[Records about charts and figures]

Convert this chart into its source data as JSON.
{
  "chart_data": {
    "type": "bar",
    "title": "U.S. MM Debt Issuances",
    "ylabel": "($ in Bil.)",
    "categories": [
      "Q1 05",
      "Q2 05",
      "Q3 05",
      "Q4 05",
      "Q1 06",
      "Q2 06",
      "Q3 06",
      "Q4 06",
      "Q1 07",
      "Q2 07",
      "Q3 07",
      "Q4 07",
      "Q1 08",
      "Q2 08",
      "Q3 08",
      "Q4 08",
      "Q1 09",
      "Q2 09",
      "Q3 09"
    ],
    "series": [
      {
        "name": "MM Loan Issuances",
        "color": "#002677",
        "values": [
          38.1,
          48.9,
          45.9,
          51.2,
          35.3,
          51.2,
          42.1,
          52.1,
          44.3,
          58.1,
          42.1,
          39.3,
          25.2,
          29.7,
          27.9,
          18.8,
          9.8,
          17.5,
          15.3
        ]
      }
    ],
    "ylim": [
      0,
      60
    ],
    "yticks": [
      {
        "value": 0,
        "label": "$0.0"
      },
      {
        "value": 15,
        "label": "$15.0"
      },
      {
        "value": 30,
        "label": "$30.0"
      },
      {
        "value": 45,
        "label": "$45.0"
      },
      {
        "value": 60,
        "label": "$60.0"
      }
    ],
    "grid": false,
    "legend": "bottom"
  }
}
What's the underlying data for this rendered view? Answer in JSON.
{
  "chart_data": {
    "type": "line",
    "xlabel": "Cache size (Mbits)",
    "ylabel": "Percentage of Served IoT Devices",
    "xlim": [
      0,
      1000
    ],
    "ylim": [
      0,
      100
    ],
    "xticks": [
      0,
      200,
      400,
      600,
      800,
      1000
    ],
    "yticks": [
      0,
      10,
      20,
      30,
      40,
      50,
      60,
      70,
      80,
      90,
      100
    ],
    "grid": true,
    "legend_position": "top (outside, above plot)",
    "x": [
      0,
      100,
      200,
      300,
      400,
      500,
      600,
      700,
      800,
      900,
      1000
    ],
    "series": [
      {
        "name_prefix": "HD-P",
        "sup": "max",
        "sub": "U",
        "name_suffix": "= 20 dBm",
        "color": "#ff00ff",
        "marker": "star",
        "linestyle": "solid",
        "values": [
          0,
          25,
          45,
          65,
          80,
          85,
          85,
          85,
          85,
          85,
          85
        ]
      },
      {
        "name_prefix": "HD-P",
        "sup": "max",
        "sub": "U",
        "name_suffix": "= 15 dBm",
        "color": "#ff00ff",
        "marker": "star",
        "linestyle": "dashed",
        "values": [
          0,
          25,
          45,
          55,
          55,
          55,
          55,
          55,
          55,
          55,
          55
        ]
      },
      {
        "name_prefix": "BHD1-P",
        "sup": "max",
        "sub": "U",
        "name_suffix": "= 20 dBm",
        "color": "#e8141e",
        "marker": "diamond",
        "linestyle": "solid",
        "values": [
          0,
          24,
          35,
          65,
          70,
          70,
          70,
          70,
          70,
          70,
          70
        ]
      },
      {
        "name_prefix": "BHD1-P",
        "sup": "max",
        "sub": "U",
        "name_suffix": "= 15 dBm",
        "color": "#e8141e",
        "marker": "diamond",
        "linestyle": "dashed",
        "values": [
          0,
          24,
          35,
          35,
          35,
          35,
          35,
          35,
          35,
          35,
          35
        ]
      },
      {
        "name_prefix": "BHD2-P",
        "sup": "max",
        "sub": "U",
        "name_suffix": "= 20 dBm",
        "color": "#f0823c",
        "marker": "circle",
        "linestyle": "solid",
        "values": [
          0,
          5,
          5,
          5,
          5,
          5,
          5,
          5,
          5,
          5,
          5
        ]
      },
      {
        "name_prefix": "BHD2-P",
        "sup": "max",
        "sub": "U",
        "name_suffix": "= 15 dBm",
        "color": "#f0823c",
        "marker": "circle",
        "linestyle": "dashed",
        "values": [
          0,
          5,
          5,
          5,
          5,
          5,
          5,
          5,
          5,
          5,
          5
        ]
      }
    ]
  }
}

Exercise goal:
Filter the records, keeping only lines that contain "this", and show those lines.

Solution below:
Convert this chart into its source data as JSON.
What's the underlying data for this rendered view? Answer in JSON.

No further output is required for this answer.